### Source material
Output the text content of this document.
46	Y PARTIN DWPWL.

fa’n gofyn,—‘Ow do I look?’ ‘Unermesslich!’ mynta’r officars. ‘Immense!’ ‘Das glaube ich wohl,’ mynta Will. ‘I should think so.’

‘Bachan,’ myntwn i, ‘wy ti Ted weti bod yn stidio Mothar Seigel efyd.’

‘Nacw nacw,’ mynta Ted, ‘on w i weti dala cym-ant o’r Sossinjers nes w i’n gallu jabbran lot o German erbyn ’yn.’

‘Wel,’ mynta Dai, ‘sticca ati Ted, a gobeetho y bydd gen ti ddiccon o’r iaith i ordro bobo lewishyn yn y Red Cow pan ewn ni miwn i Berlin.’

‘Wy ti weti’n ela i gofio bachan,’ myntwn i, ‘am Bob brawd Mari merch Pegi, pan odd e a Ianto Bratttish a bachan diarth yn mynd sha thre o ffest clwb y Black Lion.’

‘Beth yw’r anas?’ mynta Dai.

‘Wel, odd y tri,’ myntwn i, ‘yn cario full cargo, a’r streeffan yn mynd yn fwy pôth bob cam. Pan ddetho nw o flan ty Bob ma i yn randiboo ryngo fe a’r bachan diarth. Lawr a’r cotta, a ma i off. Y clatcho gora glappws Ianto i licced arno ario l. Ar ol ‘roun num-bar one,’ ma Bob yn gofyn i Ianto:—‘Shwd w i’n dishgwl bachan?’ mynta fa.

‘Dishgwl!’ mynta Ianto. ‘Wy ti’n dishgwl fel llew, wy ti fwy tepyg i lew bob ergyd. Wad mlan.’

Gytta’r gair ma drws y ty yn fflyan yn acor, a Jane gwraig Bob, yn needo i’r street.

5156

### The task
Please reproduce all of the entries exactly as they stand.

### Response below
Output the text content of this document.
46	Y PARTIN DWPWL.

fa’n gofyn,—‘Ow do I look?’ ‘Unermesslich!’ mynta’r officars. ‘Immense!’ ‘Das glaube ich wohl,’ mynta Will. ‘I should think so.’

‘Bachan,’ myntwn i, ‘wy ti Ted weti bod yn stidio Mothar Seigel efyd.’

‘Nacw nacw,’ mynta Ted, ‘on w i weti dala cym-ant o’r Sossinjers nes w i’n gallu jabbran lot o German erbyn ’yn.’

‘Wel,’ mynta Dai, ‘sticca ati Ted, a gobeetho y bydd gen ti ddiccon o’r iaith i ordro bobo lewishyn yn y Red Cow pan ewn ni miwn i Berlin.’

‘Wy ti weti’n ela i gofio bachan,’ myntwn i, ‘am Bob brawd Mari merch Pegi, pan odd e a Ianto Bratttish a bachan diarth yn mynd sha thre o ffest clwb y Black Lion.’

‘Beth yw’r anas?’ mynta Dai.

‘Wel, odd y tri,’ myntwn i, ‘yn cario full cargo, a’r streeffan yn mynd yn fwy pôth bob cam. Pan ddetho nw o flan ty Bob ma i yn randiboo ryngo fe a’r bachan diarth. Lawr a’r cotta, a ma i off. Y clatcho gora glappws Ianto i licced arno ario l. Ar ol ‘roun num-bar one,’ ma Bob yn gofyn i Ianto:—‘Shwd w i’n dishgwl bachan?’ mynta fa.

‘Dishgwl!’ mynta Ianto. ‘Wy ti’n dishgwl fel llew, wy ti fwy tepyg i lew bob ergyd. Wad mlan.’

Gytta’r gair ma drws y ty yn fflyan yn acor, a Jane gwraig Bob, yn needo i’r street.

5156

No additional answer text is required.